RECORDS PROVIDED:
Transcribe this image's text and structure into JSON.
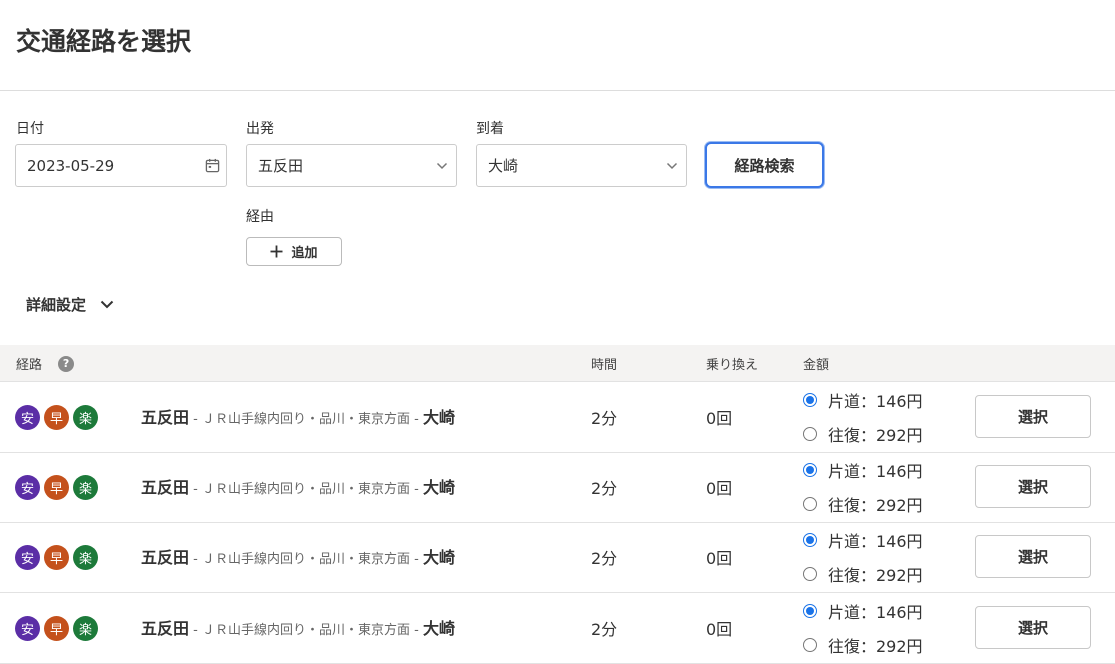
{
  "page": {
    "title": "交通経路を選択"
  },
  "form": {
    "date_label": "日付",
    "date_value": "2023-05-29",
    "depart_label": "出発",
    "depart_value": "五反田",
    "arrive_label": "到着",
    "arrive_value": "大崎",
    "search_label": "経路検索",
    "via_label": "経由",
    "add_label": "追加",
    "details_label": "詳細設定"
  },
  "table": {
    "headers": {
      "route": "経路",
      "time": "時間",
      "transfers": "乗り換え",
      "fare": "金額"
    },
    "rows": [
      {
        "badges": [
          {
            "text": "安",
            "color": "#5b2ea6"
          },
          {
            "text": "早",
            "color": "#c4511c"
          },
          {
            "text": "楽",
            "color": "#1d7a3a"
          }
        ],
        "from": "五反田",
        "sep1": " - ",
        "line": "ＪＲ山手線内回り・品川・東京方面",
        "sep2": " - ",
        "to": "大崎",
        "time": "2分",
        "transfers": "0回",
        "oneway": "片道：146円",
        "roundtrip": "往復：292円",
        "select_label": "選択"
      },
      {
        "badges": [
          {
            "text": "安",
            "color": "#5b2ea6"
          },
          {
            "text": "早",
            "color": "#c4511c"
          },
          {
            "text": "楽",
            "color": "#1d7a3a"
          }
        ],
        "from": "五反田",
        "sep1": " - ",
        "line": "ＪＲ山手線内回り・品川・東京方面",
        "sep2": " - ",
        "to": "大崎",
        "time": "2分",
        "transfers": "0回",
        "oneway": "片道：146円",
        "roundtrip": "往復：292円",
        "select_label": "選択"
      },
      {
        "badges": [
          {
            "text": "安",
            "color": "#5b2ea6"
          },
          {
            "text": "早",
            "color": "#c4511c"
          },
          {
            "text": "楽",
            "color": "#1d7a3a"
          }
        ],
        "from": "五反田",
        "sep1": " - ",
        "line": "ＪＲ山手線内回り・品川・東京方面",
        "sep2": " - ",
        "to": "大崎",
        "time": "2分",
        "transfers": "0回",
        "oneway": "片道：146円",
        "roundtrip": "往復：292円",
        "select_label": "選択"
      },
      {
        "badges": [
          {
            "text": "安",
            "color": "#5b2ea6"
          },
          {
            "text": "早",
            "color": "#c4511c"
          },
          {
            "text": "楽",
            "color": "#1d7a3a"
          }
        ],
        "from": "五反田",
        "sep1": " - ",
        "line": "ＪＲ山手線内回り・品川・東京方面",
        "sep2": " - ",
        "to": "大崎",
        "time": "2分",
        "transfers": "0回",
        "oneway": "片道：146円",
        "roundtrip": "往復：292円",
        "select_label": "選択"
      }
    ]
  }
}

WHAT TO PRODUCE: Quote the data above in full, leaving out the pictures it holds.

EXPECTED ANSWER:
Transcribe this image's text and structure into JSON.
{
  "page": {
    "title": "交通経路を選択"
  },
  "form": {
    "date_label": "日付",
    "date_value": "2023-05-29",
    "depart_label": "出発",
    "depart_value": "五反田",
    "arrive_label": "到着",
    "arrive_value": "大崎",
    "search_label": "経路検索",
    "via_label": "経由",
    "add_label": "追加",
    "details_label": "詳細設定"
  },
  "table": {
    "headers": {
      "route": "経路",
      "time": "時間",
      "transfers": "乗り換え",
      "fare": "金額"
    },
    "rows": [
      {
        "badges": [
          {
            "text": "安",
            "color": "#5b2ea6"
          },
          {
            "text": "早",
            "color": "#c4511c"
          },
          {
            "text": "楽",
            "color": "#1d7a3a"
          }
        ],
        "from": "五反田",
        "sep1": " - ",
        "line": "ＪＲ山手線内回り・品川・東京方面",
        "sep2": " - ",
        "to": "大崎",
        "time": "2分",
        "transfers": "0回",
        "oneway": "片道：146円",
        "roundtrip": "往復：292円",
        "select_label": "選択"
      },
      {
        "badges": [
          {
            "text": "安",
            "color": "#5b2ea6"
          },
          {
            "text": "早",
            "color": "#c4511c"
          },
          {
            "text": "楽",
            "color": "#1d7a3a"
          }
        ],
        "from": "五反田",
        "sep1": " - ",
        "line": "ＪＲ山手線内回り・品川・東京方面",
        "sep2": " - ",
        "to": "大崎",
        "time": "2分",
        "transfers": "0回",
        "oneway": "片道：146円",
        "roundtrip": "往復：292円",
        "select_label": "選択"
      },
      {
        "badges": [
          {
            "text": "安",
            "color": "#5b2ea6"
          },
          {
            "text": "早",
            "color": "#c4511c"
          },
          {
            "text": "楽",
            "color": "#1d7a3a"
          }
        ],
        "from": "五反田",
        "sep1": " - ",
        "line": "ＪＲ山手線内回り・品川・東京方面",
        "sep2": " - ",
        "to": "大崎",
        "time": "2分",
        "transfers": "0回",
        "oneway": "片道：146円",
        "roundtrip": "往復：292円",
        "select_label": "選択"
      },
      {
        "badges": [
          {
            "text": "安",
            "color": "#5b2ea6"
          },
          {
            "text": "早",
            "color": "#c4511c"
          },
          {
            "text": "楽",
            "color": "#1d7a3a"
          }
        ],
        "from": "五反田",
        "sep1": " - ",
        "line": "ＪＲ山手線内回り・品川・東京方面",
        "sep2": " - ",
        "to": "大崎",
        "time": "2分",
        "transfers": "0回",
        "oneway": "片道：146円",
        "roundtrip": "往復：292円",
        "select_label": "選択"
      }
    ]
  }
}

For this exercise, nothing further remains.